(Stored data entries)

'''

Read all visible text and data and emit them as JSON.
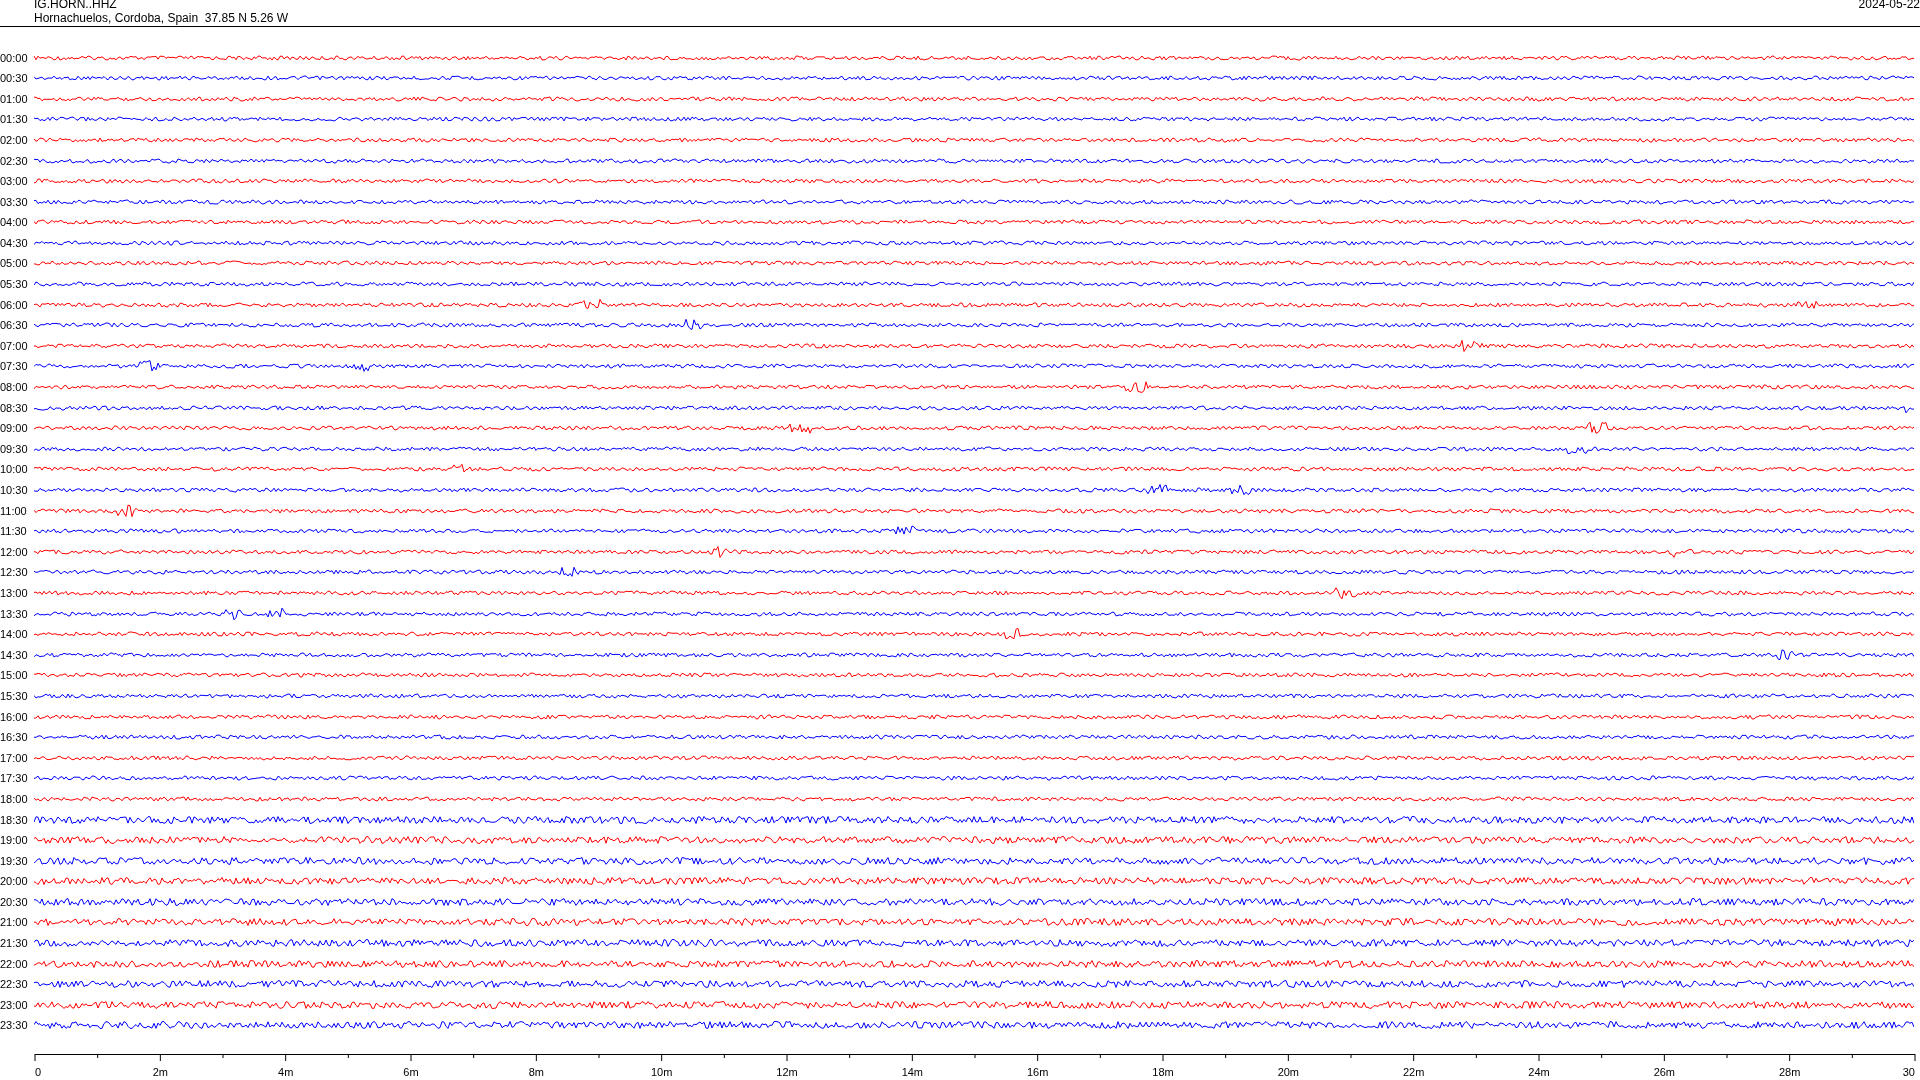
{
  "header": {
    "station": "IG.HORN..HHZ",
    "location": "Hornachuelos, Cordoba, Spain  37.85 N 5.26 W",
    "date": "2024-05-22"
  },
  "rows": [
    {
      "time": "00:00",
      "color": "#ff0000"
    },
    {
      "time": "00:30",
      "color": "#0000ff"
    },
    {
      "time": "01:00",
      "color": "#ff0000"
    },
    {
      "time": "01:30",
      "color": "#0000ff"
    },
    {
      "time": "02:00",
      "color": "#ff0000"
    },
    {
      "time": "02:30",
      "color": "#0000ff"
    },
    {
      "time": "03:00",
      "color": "#ff0000"
    },
    {
      "time": "03:30",
      "color": "#0000ff"
    },
    {
      "time": "04:00",
      "color": "#ff0000"
    },
    {
      "time": "04:30",
      "color": "#0000ff"
    },
    {
      "time": "05:00",
      "color": "#ff0000"
    },
    {
      "time": "05:30",
      "color": "#0000ff"
    },
    {
      "time": "06:00",
      "color": "#ff0000"
    },
    {
      "time": "06:30",
      "color": "#0000ff"
    },
    {
      "time": "07:00",
      "color": "#ff0000"
    },
    {
      "time": "07:30",
      "color": "#0000ff"
    },
    {
      "time": "08:00",
      "color": "#ff0000"
    },
    {
      "time": "08:30",
      "color": "#0000ff"
    },
    {
      "time": "09:00",
      "color": "#ff0000"
    },
    {
      "time": "09:30",
      "color": "#0000ff"
    },
    {
      "time": "10:00",
      "color": "#ff0000"
    },
    {
      "time": "10:30",
      "color": "#0000ff"
    },
    {
      "time": "11:00",
      "color": "#ff0000"
    },
    {
      "time": "11:30",
      "color": "#0000ff"
    },
    {
      "time": "12:00",
      "color": "#ff0000"
    },
    {
      "time": "12:30",
      "color": "#0000ff"
    },
    {
      "time": "13:00",
      "color": "#ff0000"
    },
    {
      "time": "13:30",
      "color": "#0000ff"
    },
    {
      "time": "14:00",
      "color": "#ff0000"
    },
    {
      "time": "14:30",
      "color": "#0000ff"
    },
    {
      "time": "15:00",
      "color": "#ff0000"
    },
    {
      "time": "15:30",
      "color": "#0000ff"
    },
    {
      "time": "16:00",
      "color": "#ff0000"
    },
    {
      "time": "16:30",
      "color": "#0000ff"
    },
    {
      "time": "17:00",
      "color": "#ff0000"
    },
    {
      "time": "17:30",
      "color": "#0000ff"
    },
    {
      "time": "18:00",
      "color": "#ff0000"
    },
    {
      "time": "18:30",
      "color": "#0000ff"
    },
    {
      "time": "19:00",
      "color": "#ff0000"
    },
    {
      "time": "19:30",
      "color": "#0000ff"
    },
    {
      "time": "20:00",
      "color": "#ff0000"
    },
    {
      "time": "20:30",
      "color": "#0000ff"
    },
    {
      "time": "21:00",
      "color": "#ff0000"
    },
    {
      "time": "21:30",
      "color": "#0000ff"
    },
    {
      "time": "22:00",
      "color": "#ff0000"
    },
    {
      "time": "22:30",
      "color": "#0000ff"
    },
    {
      "time": "23:00",
      "color": "#ff0000"
    },
    {
      "time": "23:30",
      "color": "#0000ff"
    }
  ],
  "x_axis": {
    "labels": [
      "0",
      "2m",
      "4m",
      "6m",
      "8m",
      "10m",
      "12m",
      "14m",
      "16m",
      "18m",
      "20m",
      "22m",
      "24m",
      "26m",
      "28m",
      "30"
    ]
  }
}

'''

*Written task*:
Leave the pictures out and reproduce each record exactly as written.

*Expected answer*:
Read all visible text and data and emit them as JSON.
{
  "header": {
    "station": "IG.HORN..HHZ",
    "location": "Hornachuelos, Cordoba, Spain  37.85 N 5.26 W",
    "date": "2024-05-22"
  },
  "rows": [
    {
      "time": "00:00",
      "color": "#ff0000"
    },
    {
      "time": "00:30",
      "color": "#0000ff"
    },
    {
      "time": "01:00",
      "color": "#ff0000"
    },
    {
      "time": "01:30",
      "color": "#0000ff"
    },
    {
      "time": "02:00",
      "color": "#ff0000"
    },
    {
      "time": "02:30",
      "color": "#0000ff"
    },
    {
      "time": "03:00",
      "color": "#ff0000"
    },
    {
      "time": "03:30",
      "color": "#0000ff"
    },
    {
      "time": "04:00",
      "color": "#ff0000"
    },
    {
      "time": "04:30",
      "color": "#0000ff"
    },
    {
      "time": "05:00",
      "color": "#ff0000"
    },
    {
      "time": "05:30",
      "color": "#0000ff"
    },
    {
      "time": "06:00",
      "color": "#ff0000"
    },
    {
      "time": "06:30",
      "color": "#0000ff"
    },
    {
      "time": "07:00",
      "color": "#ff0000"
    },
    {
      "time": "07:30",
      "color": "#0000ff"
    },
    {
      "time": "08:00",
      "color": "#ff0000"
    },
    {
      "time": "08:30",
      "color": "#0000ff"
    },
    {
      "time": "09:00",
      "color": "#ff0000"
    },
    {
      "time": "09:30",
      "color": "#0000ff"
    },
    {
      "time": "10:00",
      "color": "#ff0000"
    },
    {
      "time": "10:30",
      "color": "#0000ff"
    },
    {
      "time": "11:00",
      "color": "#ff0000"
    },
    {
      "time": "11:30",
      "color": "#0000ff"
    },
    {
      "time": "12:00",
      "color": "#ff0000"
    },
    {
      "time": "12:30",
      "color": "#0000ff"
    },
    {
      "time": "13:00",
      "color": "#ff0000"
    },
    {
      "time": "13:30",
      "color": "#0000ff"
    },
    {
      "time": "14:00",
      "color": "#ff0000"
    },
    {
      "time": "14:30",
      "color": "#0000ff"
    },
    {
      "time": "15:00",
      "color": "#ff0000"
    },
    {
      "time": "15:30",
      "color": "#0000ff"
    },
    {
      "time": "16:00",
      "color": "#ff0000"
    },
    {
      "time": "16:30",
      "color": "#0000ff"
    },
    {
      "time": "17:00",
      "color": "#ff0000"
    },
    {
      "time": "17:30",
      "color": "#0000ff"
    },
    {
      "time": "18:00",
      "color": "#ff0000"
    },
    {
      "time": "18:30",
      "color": "#0000ff"
    },
    {
      "time": "19:00",
      "color": "#ff0000"
    },
    {
      "time": "19:30",
      "color": "#0000ff"
    },
    {
      "time": "20:00",
      "color": "#ff0000"
    },
    {
      "time": "20:30",
      "color": "#0000ff"
    },
    {
      "time": "21:00",
      "color": "#ff0000"
    },
    {
      "time": "21:30",
      "color": "#0000ff"
    },
    {
      "time": "22:00",
      "color": "#ff0000"
    },
    {
      "time": "22:30",
      "color": "#0000ff"
    },
    {
      "time": "23:00",
      "color": "#ff0000"
    },
    {
      "time": "23:30",
      "color": "#0000ff"
    }
  ],
  "x_axis": {
    "labels": [
      "0",
      "2m",
      "4m",
      "6m",
      "8m",
      "10m",
      "12m",
      "14m",
      "16m",
      "18m",
      "20m",
      "22m",
      "24m",
      "26m",
      "28m",
      "30"
    ]
  }
}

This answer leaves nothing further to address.